+++ Data for the task
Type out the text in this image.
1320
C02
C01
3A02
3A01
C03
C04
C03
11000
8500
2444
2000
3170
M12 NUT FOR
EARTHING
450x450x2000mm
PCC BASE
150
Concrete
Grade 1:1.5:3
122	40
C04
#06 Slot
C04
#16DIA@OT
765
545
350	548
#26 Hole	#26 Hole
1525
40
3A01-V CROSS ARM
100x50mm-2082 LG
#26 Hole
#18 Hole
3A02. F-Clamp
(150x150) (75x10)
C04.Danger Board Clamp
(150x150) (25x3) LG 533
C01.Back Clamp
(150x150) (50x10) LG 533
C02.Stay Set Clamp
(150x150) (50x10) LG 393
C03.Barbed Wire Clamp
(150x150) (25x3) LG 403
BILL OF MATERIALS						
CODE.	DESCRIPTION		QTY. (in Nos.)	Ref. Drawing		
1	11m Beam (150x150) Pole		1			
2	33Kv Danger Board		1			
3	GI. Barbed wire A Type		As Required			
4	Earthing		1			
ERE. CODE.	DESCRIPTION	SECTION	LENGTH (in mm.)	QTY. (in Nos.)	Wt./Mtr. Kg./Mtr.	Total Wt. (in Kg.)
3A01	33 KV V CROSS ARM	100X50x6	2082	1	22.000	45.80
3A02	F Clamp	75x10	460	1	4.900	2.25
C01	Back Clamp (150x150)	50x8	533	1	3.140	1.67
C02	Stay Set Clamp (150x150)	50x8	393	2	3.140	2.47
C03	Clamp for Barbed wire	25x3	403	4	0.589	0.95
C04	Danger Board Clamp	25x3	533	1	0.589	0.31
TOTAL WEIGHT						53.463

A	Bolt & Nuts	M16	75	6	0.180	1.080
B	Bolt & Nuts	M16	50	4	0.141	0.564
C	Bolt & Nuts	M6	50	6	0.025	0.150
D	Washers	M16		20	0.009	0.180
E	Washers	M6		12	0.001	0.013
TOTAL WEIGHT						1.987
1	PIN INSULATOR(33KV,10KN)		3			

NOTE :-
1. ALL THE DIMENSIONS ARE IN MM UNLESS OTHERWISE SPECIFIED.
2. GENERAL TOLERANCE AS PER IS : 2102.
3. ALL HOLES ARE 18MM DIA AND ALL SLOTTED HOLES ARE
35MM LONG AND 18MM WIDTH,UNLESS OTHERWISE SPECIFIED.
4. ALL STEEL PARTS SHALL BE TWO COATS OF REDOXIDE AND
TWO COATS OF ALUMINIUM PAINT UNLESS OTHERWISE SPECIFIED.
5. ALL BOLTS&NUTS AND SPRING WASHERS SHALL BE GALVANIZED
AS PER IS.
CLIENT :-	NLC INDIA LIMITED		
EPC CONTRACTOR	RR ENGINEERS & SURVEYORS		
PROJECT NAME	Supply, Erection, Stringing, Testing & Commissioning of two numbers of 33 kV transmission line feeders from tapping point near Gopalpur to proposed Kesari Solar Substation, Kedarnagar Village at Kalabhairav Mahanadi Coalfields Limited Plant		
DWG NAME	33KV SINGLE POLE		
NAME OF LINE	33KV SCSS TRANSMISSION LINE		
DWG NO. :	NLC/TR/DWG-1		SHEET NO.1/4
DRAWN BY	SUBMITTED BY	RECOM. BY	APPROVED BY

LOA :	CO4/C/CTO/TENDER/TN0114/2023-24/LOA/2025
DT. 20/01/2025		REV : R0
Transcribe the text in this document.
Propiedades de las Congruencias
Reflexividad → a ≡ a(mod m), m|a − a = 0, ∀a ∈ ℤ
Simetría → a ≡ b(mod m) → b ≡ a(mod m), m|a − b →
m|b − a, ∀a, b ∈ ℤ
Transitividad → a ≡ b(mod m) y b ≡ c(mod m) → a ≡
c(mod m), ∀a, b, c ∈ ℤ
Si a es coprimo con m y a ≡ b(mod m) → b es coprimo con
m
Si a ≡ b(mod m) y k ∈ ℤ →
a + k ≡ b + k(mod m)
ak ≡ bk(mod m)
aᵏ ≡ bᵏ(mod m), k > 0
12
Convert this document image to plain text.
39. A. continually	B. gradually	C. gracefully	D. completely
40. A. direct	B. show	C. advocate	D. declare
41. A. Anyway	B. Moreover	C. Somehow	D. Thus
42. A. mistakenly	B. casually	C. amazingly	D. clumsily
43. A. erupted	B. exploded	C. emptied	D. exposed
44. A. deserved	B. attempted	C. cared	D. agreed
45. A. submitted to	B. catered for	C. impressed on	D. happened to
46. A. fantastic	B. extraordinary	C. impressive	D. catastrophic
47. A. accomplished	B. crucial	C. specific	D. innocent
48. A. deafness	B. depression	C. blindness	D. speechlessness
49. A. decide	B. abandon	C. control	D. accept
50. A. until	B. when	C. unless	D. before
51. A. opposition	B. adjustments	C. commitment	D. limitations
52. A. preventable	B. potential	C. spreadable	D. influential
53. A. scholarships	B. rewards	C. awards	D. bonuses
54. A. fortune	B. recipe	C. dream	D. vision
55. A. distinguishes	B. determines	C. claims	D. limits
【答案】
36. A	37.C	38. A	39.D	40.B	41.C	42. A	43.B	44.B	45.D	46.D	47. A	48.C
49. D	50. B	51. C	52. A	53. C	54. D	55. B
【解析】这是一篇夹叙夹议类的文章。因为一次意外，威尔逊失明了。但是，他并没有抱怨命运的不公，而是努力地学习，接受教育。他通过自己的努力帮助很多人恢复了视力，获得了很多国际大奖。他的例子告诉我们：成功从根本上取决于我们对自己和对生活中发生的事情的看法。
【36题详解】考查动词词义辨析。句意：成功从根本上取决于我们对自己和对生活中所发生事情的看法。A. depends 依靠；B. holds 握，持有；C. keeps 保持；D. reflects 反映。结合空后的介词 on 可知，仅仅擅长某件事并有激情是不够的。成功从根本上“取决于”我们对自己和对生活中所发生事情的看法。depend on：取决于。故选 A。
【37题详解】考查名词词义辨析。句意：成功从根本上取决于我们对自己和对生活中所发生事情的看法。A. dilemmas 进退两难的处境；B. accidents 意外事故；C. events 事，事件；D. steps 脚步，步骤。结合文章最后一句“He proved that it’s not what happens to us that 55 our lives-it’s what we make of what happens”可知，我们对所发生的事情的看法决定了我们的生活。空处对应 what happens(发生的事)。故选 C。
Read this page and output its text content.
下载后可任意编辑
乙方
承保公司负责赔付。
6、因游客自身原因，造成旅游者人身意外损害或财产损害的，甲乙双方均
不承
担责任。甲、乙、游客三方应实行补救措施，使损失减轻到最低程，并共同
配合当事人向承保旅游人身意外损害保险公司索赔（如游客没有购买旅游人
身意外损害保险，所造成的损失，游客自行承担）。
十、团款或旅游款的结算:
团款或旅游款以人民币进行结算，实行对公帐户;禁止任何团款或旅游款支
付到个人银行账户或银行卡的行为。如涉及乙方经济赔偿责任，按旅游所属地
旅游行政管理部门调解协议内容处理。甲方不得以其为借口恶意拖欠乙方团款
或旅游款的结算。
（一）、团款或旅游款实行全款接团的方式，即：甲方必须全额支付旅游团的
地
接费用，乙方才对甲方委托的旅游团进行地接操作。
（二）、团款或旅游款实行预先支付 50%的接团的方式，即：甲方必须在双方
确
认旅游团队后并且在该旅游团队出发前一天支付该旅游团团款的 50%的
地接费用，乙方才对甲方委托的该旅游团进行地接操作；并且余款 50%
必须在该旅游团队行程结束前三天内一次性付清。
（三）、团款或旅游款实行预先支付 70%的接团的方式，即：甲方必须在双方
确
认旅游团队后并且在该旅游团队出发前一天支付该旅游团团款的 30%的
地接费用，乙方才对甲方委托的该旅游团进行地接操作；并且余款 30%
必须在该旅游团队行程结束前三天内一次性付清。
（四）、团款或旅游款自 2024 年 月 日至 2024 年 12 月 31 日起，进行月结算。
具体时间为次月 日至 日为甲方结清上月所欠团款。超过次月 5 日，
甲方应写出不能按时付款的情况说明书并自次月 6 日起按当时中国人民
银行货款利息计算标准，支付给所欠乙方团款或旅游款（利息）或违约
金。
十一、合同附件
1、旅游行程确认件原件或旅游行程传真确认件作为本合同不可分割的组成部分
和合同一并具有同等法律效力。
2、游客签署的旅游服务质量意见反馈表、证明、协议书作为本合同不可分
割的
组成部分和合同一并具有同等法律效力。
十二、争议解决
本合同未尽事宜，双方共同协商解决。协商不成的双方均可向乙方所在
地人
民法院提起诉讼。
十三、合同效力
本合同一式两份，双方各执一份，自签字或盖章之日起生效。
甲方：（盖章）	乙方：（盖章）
++++++
:: Exercise aim ::
Go through the material and select each line with the string "NAME" in it.

:: Response to the exercise ::
PROJECT NAME	Supply, Erection, Stringing, Testing & Commissioning of two numbers of 33 kV transmission line feeders from tapping point near Gopalpur to proposed Kesari Solar Substation, Kedarnagar Village at Kalabhairav Mahanadi Coalfields Limited Plant		
DWG NAME	33KV SINGLE POLE		
NAME OF LINE	33KV SCSS TRANSMISSION LINE		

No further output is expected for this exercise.